▸ **PROBLEM TO SOLVE**: Turn each of the items below into a numbered list, leaving out any blank lines.

[START OF DATA RECORDS]

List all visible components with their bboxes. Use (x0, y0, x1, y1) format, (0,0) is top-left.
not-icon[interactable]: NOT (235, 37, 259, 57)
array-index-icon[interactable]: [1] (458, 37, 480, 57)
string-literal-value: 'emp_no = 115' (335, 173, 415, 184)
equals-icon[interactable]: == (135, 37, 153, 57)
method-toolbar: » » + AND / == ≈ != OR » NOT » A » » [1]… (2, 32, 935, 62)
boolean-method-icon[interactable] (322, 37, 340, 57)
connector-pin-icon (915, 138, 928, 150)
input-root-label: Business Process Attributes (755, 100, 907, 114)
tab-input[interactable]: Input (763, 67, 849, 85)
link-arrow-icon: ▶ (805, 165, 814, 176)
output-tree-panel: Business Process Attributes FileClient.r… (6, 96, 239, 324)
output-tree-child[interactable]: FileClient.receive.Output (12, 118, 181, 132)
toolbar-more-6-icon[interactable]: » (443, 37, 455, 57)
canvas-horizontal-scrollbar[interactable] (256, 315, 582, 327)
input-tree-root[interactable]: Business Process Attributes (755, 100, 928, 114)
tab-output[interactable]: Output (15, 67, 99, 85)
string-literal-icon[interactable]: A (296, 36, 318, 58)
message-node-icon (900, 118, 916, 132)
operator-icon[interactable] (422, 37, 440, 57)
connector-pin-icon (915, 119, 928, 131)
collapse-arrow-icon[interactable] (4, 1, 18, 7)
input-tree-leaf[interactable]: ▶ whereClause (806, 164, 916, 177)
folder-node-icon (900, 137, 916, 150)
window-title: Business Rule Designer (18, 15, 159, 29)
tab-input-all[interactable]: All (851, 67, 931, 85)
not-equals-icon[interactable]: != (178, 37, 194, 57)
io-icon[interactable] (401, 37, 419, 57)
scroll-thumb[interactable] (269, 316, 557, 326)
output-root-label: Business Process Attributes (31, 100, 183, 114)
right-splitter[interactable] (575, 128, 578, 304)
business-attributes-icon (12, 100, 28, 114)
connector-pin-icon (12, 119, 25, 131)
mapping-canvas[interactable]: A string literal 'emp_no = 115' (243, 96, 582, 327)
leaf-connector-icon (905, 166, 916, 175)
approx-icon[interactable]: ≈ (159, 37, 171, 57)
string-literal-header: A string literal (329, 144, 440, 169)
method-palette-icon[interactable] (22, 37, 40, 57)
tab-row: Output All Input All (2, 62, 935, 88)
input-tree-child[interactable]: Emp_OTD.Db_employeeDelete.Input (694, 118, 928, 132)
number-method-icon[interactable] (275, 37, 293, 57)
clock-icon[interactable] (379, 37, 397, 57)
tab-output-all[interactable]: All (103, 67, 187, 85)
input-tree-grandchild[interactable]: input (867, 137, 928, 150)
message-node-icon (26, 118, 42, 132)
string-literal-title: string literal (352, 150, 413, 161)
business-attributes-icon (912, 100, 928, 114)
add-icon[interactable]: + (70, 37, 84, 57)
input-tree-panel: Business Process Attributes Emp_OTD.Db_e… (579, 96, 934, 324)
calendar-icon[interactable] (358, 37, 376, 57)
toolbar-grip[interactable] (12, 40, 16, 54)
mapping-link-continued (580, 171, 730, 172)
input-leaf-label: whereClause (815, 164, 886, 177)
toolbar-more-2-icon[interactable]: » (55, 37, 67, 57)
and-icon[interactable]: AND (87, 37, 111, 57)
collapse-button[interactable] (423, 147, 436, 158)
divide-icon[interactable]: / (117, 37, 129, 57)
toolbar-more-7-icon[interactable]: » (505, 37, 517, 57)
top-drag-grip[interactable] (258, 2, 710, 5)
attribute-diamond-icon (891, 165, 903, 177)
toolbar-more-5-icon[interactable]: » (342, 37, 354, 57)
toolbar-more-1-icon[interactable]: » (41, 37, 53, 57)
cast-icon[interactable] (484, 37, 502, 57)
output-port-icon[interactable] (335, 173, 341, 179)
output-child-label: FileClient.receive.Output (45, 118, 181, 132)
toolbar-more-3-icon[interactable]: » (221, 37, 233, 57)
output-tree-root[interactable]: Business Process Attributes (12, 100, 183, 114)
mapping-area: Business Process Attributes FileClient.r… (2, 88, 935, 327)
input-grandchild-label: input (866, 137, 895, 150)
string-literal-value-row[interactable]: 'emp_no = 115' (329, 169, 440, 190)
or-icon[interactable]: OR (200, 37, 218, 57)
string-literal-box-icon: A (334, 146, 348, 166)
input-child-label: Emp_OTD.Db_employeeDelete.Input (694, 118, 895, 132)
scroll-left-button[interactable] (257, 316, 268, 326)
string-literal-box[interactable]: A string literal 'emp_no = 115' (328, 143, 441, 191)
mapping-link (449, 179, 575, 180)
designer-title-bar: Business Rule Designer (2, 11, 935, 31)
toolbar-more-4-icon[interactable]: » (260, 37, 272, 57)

[END OF DATA RECORDS]

▸ **ANSWER**:
1. List all visible components with their bboxes. Use (x0, y0, x1, y1) format, (0,0) is top-left.
2. not-icon[interactable]: NOT (235, 37, 259, 57)
3. array-index-icon[interactable]: [1] (458, 37, 480, 57)
4. string-literal-value: 'emp_no = 115' (335, 173, 415, 184)
5. equals-icon[interactable]: == (135, 37, 153, 57)
6. method-toolbar: » » + AND / == ≈ != OR » NOT » A » » [1]… (2, 32, 935, 62)
7. boolean-method-icon[interactable] (322, 37, 340, 57)
8. connector-pin-icon (915, 138, 928, 150)
9. input-root-label: Business Process Attributes (755, 100, 907, 114)
10. tab-input[interactable]: Input (763, 67, 849, 85)
11. link-arrow-icon: ▶ (805, 165, 814, 176)
12. output-tree-panel: Business Process Attributes FileClient.r… (6, 96, 239, 324)
13. output-tree-child[interactable]: FileClient.receive.Output (12, 118, 181, 132)
14. toolbar-more-6-icon[interactable]: » (443, 37, 455, 57)
15. canvas-horizontal-scrollbar[interactable] (256, 315, 582, 327)
16. input-tree-root[interactable]: Business Process Attributes (755, 100, 928, 114)
17. tab-output[interactable]: Output (15, 67, 99, 85)
18. string-literal-icon[interactable]: A (296, 36, 318, 58)
19. message-node-icon (900, 118, 916, 132)
20. operator-icon[interactable] (422, 37, 440, 57)
21. connector-pin-icon (915, 119, 928, 131)
22. collapse-arrow-icon[interactable] (4, 1, 18, 7)
23. input-tree-leaf[interactable]: ▶ whereClause (806, 164, 916, 177)
24. folder-node-icon (900, 137, 916, 150)
25. window-title: Business Rule Designer (18, 15, 159, 29)
26. tab-input-all[interactable]: All (851, 67, 931, 85)
27. not-equals-icon[interactable]: != (178, 37, 194, 57)
28. io-icon[interactable] (401, 37, 419, 57)
29. scroll-thumb[interactable] (269, 316, 557, 326)
30. output-root-label: Business Process Attributes (31, 100, 183, 114)
31. right-splitter[interactable] (575, 128, 578, 304)
32. business-attributes-icon (12, 100, 28, 114)
33. connector-pin-icon (12, 119, 25, 131)
34. mapping-canvas[interactable]: A string literal 'emp_no = 115' (243, 96, 582, 327)
35. leaf-connector-icon (905, 166, 916, 175)
36. approx-icon[interactable]: ≈ (159, 37, 171, 57)
37. string-literal-header: A string literal (329, 144, 440, 169)
38. method-palette-icon[interactable] (22, 37, 40, 57)
39. tab-row: Output All Input All (2, 62, 935, 88)
40. input-tree-child[interactable]: Emp_OTD.Db_employeeDelete.Input (694, 118, 928, 132)
41. number-method-icon[interactable] (275, 37, 293, 57)
42. clock-icon[interactable] (379, 37, 397, 57)
43. tab-output-all[interactable]: All (103, 67, 187, 85)
44. input-tree-grandchild[interactable]: input (867, 137, 928, 150)
45. message-node-icon (26, 118, 42, 132)
46. string-literal-title: string literal (352, 150, 413, 161)
47. business-attributes-icon (912, 100, 928, 114)
48. add-icon[interactable]: + (70, 37, 84, 57)
49. input-tree-panel: Business Process Attributes Emp_OTD.Db_e… (579, 96, 934, 324)
50. calendar-icon[interactable] (358, 37, 376, 57)
51. toolbar-grip[interactable] (12, 40, 16, 54)
52. mapping-link-continued (580, 171, 730, 172)
53. input-leaf-label: whereClause (815, 164, 886, 177)
54. toolbar-more-2-icon[interactable]: » (55, 37, 67, 57)
55. and-icon[interactable]: AND (87, 37, 111, 57)
56. collapse-button[interactable] (423, 147, 436, 158)
57. divide-icon[interactable]: / (117, 37, 129, 57)
58. toolbar-more-7-icon[interactable]: » (505, 37, 517, 57)
59. top-drag-grip[interactable] (258, 2, 710, 5)
60. attribute-diamond-icon (891, 165, 903, 177)
61. toolbar-more-5-icon[interactable]: » (342, 37, 354, 57)
62. toolbar-more-1-icon[interactable]: » (41, 37, 53, 57)
63. cast-icon[interactable] (484, 37, 502, 57)
64. output-port-icon[interactable] (335, 173, 341, 179)
65. output-child-label: FileClient.receive.Output (45, 118, 181, 132)
66. toolbar-more-3-icon[interactable]: » (221, 37, 233, 57)
67. output-tree-root[interactable]: Business Process Attributes (12, 100, 183, 114)
68. mapping-area: Business Process Attributes FileClient.r… (2, 88, 935, 327)
69. input-grandchild-label: input (866, 137, 895, 150)
70. string-literal-value-row[interactable]: 'emp_no = 115' (329, 169, 440, 190)
71. or-icon[interactable]: OR (200, 37, 218, 57)
72. string-literal-box-icon: A (334, 146, 348, 166)
73. input-child-label: Emp_OTD.Db_employeeDelete.Input (694, 118, 895, 132)
74. scroll-left-button[interactable] (257, 316, 268, 326)
75. string-literal-box[interactable]: A string literal 'emp_no = 115' (328, 143, 441, 191)
76. mapping-link (449, 179, 575, 180)
77. designer-title-bar: Business Rule Designer (2, 11, 935, 31)
78. toolbar-more-4-icon[interactable]: » (260, 37, 272, 57)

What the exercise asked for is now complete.